--- EXTRACTED RECORDS ---

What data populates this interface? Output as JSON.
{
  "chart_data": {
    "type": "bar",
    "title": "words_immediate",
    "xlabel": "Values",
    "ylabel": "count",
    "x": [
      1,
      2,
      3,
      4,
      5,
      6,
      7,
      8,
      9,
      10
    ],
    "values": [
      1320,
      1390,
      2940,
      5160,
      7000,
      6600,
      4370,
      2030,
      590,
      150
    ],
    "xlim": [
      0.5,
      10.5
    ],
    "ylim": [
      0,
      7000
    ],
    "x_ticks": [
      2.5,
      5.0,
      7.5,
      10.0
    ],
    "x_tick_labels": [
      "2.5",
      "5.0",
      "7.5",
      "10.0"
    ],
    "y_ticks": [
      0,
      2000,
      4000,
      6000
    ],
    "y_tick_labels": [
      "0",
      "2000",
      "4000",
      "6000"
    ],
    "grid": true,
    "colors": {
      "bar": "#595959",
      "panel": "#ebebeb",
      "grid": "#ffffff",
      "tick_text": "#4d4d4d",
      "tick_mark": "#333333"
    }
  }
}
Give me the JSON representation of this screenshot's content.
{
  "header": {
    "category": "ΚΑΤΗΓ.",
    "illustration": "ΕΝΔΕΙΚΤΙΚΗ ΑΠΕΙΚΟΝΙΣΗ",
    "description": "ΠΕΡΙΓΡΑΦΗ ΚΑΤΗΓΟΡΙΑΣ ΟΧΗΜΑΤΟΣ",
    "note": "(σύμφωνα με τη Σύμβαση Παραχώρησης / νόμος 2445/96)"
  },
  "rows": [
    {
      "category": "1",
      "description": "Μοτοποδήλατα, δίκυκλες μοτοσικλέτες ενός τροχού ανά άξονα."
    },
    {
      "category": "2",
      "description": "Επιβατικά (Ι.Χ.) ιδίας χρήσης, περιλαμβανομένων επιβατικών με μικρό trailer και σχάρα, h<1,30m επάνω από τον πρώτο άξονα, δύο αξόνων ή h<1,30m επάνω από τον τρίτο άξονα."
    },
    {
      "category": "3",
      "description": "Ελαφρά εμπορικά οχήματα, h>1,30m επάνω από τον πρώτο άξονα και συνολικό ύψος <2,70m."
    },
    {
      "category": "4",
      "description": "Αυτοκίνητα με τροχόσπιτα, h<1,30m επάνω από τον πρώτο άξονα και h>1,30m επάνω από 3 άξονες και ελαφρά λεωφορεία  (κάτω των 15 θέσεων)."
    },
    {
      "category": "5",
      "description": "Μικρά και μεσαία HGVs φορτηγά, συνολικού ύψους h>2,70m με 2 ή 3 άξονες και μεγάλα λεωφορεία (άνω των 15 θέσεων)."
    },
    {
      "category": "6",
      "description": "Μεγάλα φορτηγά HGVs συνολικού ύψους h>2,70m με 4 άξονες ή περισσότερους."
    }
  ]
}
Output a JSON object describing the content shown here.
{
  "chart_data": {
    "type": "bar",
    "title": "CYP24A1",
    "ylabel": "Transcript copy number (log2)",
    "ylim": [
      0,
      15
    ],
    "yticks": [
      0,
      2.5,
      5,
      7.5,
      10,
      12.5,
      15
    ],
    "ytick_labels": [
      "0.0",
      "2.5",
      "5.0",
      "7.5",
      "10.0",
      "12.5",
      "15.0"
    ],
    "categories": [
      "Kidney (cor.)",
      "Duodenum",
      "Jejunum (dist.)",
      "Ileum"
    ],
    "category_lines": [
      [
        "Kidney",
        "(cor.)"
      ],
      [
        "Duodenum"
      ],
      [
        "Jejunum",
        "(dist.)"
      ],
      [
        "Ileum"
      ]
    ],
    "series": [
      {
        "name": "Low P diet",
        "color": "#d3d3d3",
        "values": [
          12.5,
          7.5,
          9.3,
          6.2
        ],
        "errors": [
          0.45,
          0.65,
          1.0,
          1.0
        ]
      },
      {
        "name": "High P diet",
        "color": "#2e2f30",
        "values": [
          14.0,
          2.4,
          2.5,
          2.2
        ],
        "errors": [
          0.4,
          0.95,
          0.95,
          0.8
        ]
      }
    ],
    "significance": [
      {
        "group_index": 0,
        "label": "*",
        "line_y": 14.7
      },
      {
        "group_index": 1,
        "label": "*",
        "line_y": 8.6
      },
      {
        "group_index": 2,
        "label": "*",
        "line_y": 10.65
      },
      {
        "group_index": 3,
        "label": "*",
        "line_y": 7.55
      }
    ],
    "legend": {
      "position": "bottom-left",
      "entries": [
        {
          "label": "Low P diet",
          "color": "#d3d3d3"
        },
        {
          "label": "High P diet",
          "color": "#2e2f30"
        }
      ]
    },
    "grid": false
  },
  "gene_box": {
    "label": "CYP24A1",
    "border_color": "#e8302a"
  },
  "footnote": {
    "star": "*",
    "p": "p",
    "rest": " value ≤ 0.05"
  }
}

---

WORK TO COMPLETE: Write every line of the material above again, exactly.

EXERCISE SOLUTION:
What data populates this interface? Output as JSON.
{
  "chart_data": {
    "type": "bar",
    "title": "words_immediate",
    "xlabel": "Values",
    "ylabel": "count",
    "x": [
      1,
      2,
      3,
      4,
      5,
      6,
      7,
      8,
      9,
      10
    ],
    "values": [
      1320,
      1390,
      2940,
      5160,
      7000,
      6600,
      4370,
      2030,
      590,
      150
    ],
    "xlim": [
      0.5,
      10.5
    ],
    "ylim": [
      0,
      7000
    ],
    "x_ticks": [
      2.5,
      5.0,
      7.5,
      10.0
    ],
    "x_tick_labels": [
      "2.5",
      "5.0",
      "7.5",
      "10.0"
    ],
    "y_ticks": [
      0,
      2000,
      4000,
      6000
    ],
    "y_tick_labels": [
      "0",
      "2000",
      "4000",
      "6000"
    ],
    "grid": true,
    "colors": {
      "bar": "#595959",
      "panel": "#ebebeb",
      "grid": "#ffffff",
      "tick_text": "#4d4d4d",
      "tick_mark": "#333333"
    }
  }
}
Give me the JSON representation of this screenshot's content.
{
  "header": {
    "category": "ΚΑΤΗΓ.",
    "illustration": "ΕΝΔΕΙΚΤΙΚΗ ΑΠΕΙΚΟΝΙΣΗ",
    "description": "ΠΕΡΙΓΡΑΦΗ ΚΑΤΗΓΟΡΙΑΣ ΟΧΗΜΑΤΟΣ",
    "note": "(σύμφωνα με τη Σύμβαση Παραχώρησης / νόμος 2445/96)"
  },
  "rows": [
    {
      "category": "1",
      "description": "Μοτοποδήλατα, δίκυκλες μοτοσικλέτες ενός τροχού ανά άξονα."
    },
    {
      "category": "2",
      "description": "Επιβατικά (Ι.Χ.) ιδίας χρήσης, περιλαμβανομένων επιβατικών με μικρό trailer και σχάρα, h<1,30m επάνω από τον πρώτο άξονα, δύο αξόνων ή h<1,30m επάνω από τον τρίτο άξονα."
    },
    {
      "category": "3",
      "description": "Ελαφρά εμπορικά οχήματα, h>1,30m επάνω από τον πρώτο άξονα και συνολικό ύψος <2,70m."
    },
    {
      "category": "4",
      "description": "Αυτοκίνητα με τροχόσπιτα, h<1,30m επάνω από τον πρώτο άξονα και h>1,30m επάνω από 3 άξονες και ελαφρά λεωφορεία  (κάτω των 15 θέσεων)."
    },
    {
      "category": "5",
      "description": "Μικρά και μεσαία HGVs φορτηγά, συνολικού ύψους h>2,70m με 2 ή 3 άξονες και μεγάλα λεωφορεία (άνω των 15 θέσεων)."
    },
    {
      "category": "6",
      "description": "Μεγάλα φορτηγά HGVs συνολικού ύψους h>2,70m με 4 άξονες ή περισσότερους."
    }
  ]
}
Output a JSON object describing the content shown here.
{
  "chart_data": {
    "type": "bar",
    "title": "CYP24A1",
    "ylabel": "Transcript copy number (log2)",
    "ylim": [
      0,
      15
    ],
    "yticks": [
      0,
      2.5,
      5,
      7.5,
      10,
      12.5,
      15
    ],
    "ytick_labels": [
      "0.0",
      "2.5",
      "5.0",
      "7.5",
      "10.0",
      "12.5",
      "15.0"
    ],
    "categories": [
      "Kidney (cor.)",
      "Duodenum",
      "Jejunum (dist.)",
      "Ileum"
    ],
    "category_lines": [
      [
        "Kidney",
        "(cor.)"
      ],
      [
        "Duodenum"
      ],
      [
        "Jejunum",
        "(dist.)"
      ],
      [
        "Ileum"
      ]
    ],
    "series": [
      {
        "name": "Low P diet",
        "color": "#d3d3d3",
        "values": [
          12.5,
          7.5,
          9.3,
          6.2
        ],
        "errors": [
          0.45,
          0.65,
          1.0,
          1.0
        ]
      },
      {
        "name": "High P diet",
        "color": "#2e2f30",
        "values": [
          14.0,
          2.4,
          2.5,
          2.2
        ],
        "errors": [
          0.4,
          0.95,
          0.95,
          0.8
        ]
      }
    ],
    "significance": [
      {
        "group_index": 0,
        "label": "*",
        "line_y": 14.7
      },
      {
        "group_index": 1,
        "label": "*",
        "line_y": 8.6
      },
      {
        "group_index": 2,
        "label": "*",
        "line_y": 10.65
      },
      {
        "group_index": 3,
        "label": "*",
        "line_y": 7.55
      }
    ],
    "legend": {
      "position": "bottom-left",
      "entries": [
        {
          "label": "Low P diet",
          "color": "#d3d3d3"
        },
        {
          "label": "High P diet",
          "color": "#2e2f30"
        }
      ]
    },
    "grid": false
  },
  "gene_box": {
    "label": "CYP24A1",
    "border_color": "#e8302a"
  },
  "footnote": {
    "star": "*",
    "p": "p",
    "rest": " value ≤ 0.05"
  }
}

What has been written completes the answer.